## INPUT MATERIAL
★ ★ ★ ★ ★ ★ ★
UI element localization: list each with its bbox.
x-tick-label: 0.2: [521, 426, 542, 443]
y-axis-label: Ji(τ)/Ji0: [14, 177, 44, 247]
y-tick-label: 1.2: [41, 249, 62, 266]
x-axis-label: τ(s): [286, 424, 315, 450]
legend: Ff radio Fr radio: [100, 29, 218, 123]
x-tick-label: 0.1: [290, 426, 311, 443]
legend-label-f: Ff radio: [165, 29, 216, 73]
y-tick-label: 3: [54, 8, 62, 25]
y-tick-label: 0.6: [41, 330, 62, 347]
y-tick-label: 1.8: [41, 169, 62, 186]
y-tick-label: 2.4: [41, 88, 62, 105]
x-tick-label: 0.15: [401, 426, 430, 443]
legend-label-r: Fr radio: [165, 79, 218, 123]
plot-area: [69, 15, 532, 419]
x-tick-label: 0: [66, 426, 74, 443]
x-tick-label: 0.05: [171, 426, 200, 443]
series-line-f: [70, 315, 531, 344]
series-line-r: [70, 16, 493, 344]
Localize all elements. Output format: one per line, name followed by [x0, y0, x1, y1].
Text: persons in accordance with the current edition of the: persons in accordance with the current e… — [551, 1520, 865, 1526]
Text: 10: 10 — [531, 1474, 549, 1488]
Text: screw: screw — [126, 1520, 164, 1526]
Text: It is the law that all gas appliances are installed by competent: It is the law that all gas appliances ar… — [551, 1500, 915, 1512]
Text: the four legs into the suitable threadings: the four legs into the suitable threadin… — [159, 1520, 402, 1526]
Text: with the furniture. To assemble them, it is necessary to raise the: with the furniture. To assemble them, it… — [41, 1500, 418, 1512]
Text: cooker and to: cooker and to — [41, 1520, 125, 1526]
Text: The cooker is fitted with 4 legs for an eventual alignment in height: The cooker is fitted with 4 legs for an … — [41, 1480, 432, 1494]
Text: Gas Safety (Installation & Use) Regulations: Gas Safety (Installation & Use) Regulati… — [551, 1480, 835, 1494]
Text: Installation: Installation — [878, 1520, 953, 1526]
★ ★ ★ ★ ★ ★ ★
Reproduce every one of the rows above verbatim, changing no character.

## RESULT
UI element localization: list each with its bbox.
x-tick-label: 0.2: [521, 426, 542, 443]
y-axis-label: Ji(τ)/Ji0: [14, 177, 44, 247]
y-tick-label: 1.2: [41, 249, 62, 266]
x-axis-label: τ(s): [286, 424, 315, 450]
legend: Ff radio Fr radio: [100, 29, 218, 123]
x-tick-label: 0.1: [290, 426, 311, 443]
legend-label-f: Ff radio: [165, 29, 216, 73]
y-tick-label: 3: [54, 8, 62, 25]
y-tick-label: 0.6: [41, 330, 62, 347]
y-tick-label: 1.8: [41, 169, 62, 186]
y-tick-label: 2.4: [41, 88, 62, 105]
x-tick-label: 0.15: [401, 426, 430, 443]
legend-label-r: Fr radio: [165, 79, 218, 123]
plot-area: [69, 15, 532, 419]
x-tick-label: 0: [66, 426, 74, 443]
x-tick-label: 0.05: [171, 426, 200, 443]
series-line-f: [70, 315, 531, 344]
series-line-r: [70, 16, 493, 344]
Localize all elements. Output format: one per line, name followed by [x0, y0, x1, y1].
Text: persons in accordance with the current edition of the: persons in accordance with the current e… — [551, 1520, 865, 1526]
Text: 10: 10 — [531, 1474, 549, 1488]
Text: screw: screw — [126, 1520, 164, 1526]
Text: It is the law that all gas appliances are installed by competent: It is the law that all gas appliances ar… — [551, 1500, 915, 1512]
Text: the four legs into the suitable threadings: the four legs into the suitable threadin… — [159, 1520, 402, 1526]
Text: with the furniture. To assemble them, it is necessary to raise the: with the furniture. To assemble them, it… — [41, 1500, 418, 1512]
Text: cooker and to: cooker and to — [41, 1520, 125, 1526]
Text: The cooker is fitted with 4 legs for an eventual alignment in height: The cooker is fitted with 4 legs for an … — [41, 1480, 432, 1494]
Text: Gas Safety (Installation & Use) Regulations: Gas Safety (Installation & Use) Regulati… — [551, 1480, 835, 1494]
Text: Installation: Installation — [878, 1520, 953, 1526]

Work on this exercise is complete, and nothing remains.